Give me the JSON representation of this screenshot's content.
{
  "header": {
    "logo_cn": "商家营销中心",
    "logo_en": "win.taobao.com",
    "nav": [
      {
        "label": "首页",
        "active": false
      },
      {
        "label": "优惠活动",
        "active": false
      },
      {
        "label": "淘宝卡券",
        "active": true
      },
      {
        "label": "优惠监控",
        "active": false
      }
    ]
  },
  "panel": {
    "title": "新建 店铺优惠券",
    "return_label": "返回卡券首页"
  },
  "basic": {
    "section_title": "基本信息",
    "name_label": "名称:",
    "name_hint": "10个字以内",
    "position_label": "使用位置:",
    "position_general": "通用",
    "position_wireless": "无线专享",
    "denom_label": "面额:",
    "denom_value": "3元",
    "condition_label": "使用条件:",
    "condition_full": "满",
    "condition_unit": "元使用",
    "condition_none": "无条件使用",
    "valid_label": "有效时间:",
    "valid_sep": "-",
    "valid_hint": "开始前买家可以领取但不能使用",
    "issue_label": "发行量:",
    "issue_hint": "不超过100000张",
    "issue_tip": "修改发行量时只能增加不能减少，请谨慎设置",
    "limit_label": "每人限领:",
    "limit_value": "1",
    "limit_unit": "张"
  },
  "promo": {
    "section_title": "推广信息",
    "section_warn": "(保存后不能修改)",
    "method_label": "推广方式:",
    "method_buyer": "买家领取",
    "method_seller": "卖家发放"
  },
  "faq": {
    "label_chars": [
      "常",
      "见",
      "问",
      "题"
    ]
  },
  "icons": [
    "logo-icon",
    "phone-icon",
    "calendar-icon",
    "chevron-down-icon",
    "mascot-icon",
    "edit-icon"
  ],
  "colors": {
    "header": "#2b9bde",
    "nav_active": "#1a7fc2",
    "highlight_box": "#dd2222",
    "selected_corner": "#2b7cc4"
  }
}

Problem details: Your task is to print the whole listing again exactly.

Solution to the exercise:
Give me the JSON representation of this screenshot's content.
{
  "header": {
    "logo_cn": "商家营销中心",
    "logo_en": "win.taobao.com",
    "nav": [
      {
        "label": "首页",
        "active": false
      },
      {
        "label": "优惠活动",
        "active": false
      },
      {
        "label": "淘宝卡券",
        "active": true
      },
      {
        "label": "优惠监控",
        "active": false
      }
    ]
  },
  "panel": {
    "title": "新建 店铺优惠券",
    "return_label": "返回卡券首页"
  },
  "basic": {
    "section_title": "基本信息",
    "name_label": "名称:",
    "name_hint": "10个字以内",
    "position_label": "使用位置:",
    "position_general": "通用",
    "position_wireless": "无线专享",
    "denom_label": "面额:",
    "denom_value": "3元",
    "condition_label": "使用条件:",
    "condition_full": "满",
    "condition_unit": "元使用",
    "condition_none": "无条件使用",
    "valid_label": "有效时间:",
    "valid_sep": "-",
    "valid_hint": "开始前买家可以领取但不能使用",
    "issue_label": "发行量:",
    "issue_hint": "不超过100000张",
    "issue_tip": "修改发行量时只能增加不能减少，请谨慎设置",
    "limit_label": "每人限领:",
    "limit_value": "1",
    "limit_unit": "张"
  },
  "promo": {
    "section_title": "推广信息",
    "section_warn": "(保存后不能修改)",
    "method_label": "推广方式:",
    "method_buyer": "买家领取",
    "method_seller": "卖家发放"
  },
  "faq": {
    "label_chars": [
      "常",
      "见",
      "问",
      "题"
    ]
  },
  "icons": [
    "logo-icon",
    "phone-icon",
    "calendar-icon",
    "chevron-down-icon",
    "mascot-icon",
    "edit-icon"
  ],
  "colors": {
    "header": "#2b9bde",
    "nav_active": "#1a7fc2",
    "highlight_box": "#dd2222",
    "selected_corner": "#2b7cc4"
  }
}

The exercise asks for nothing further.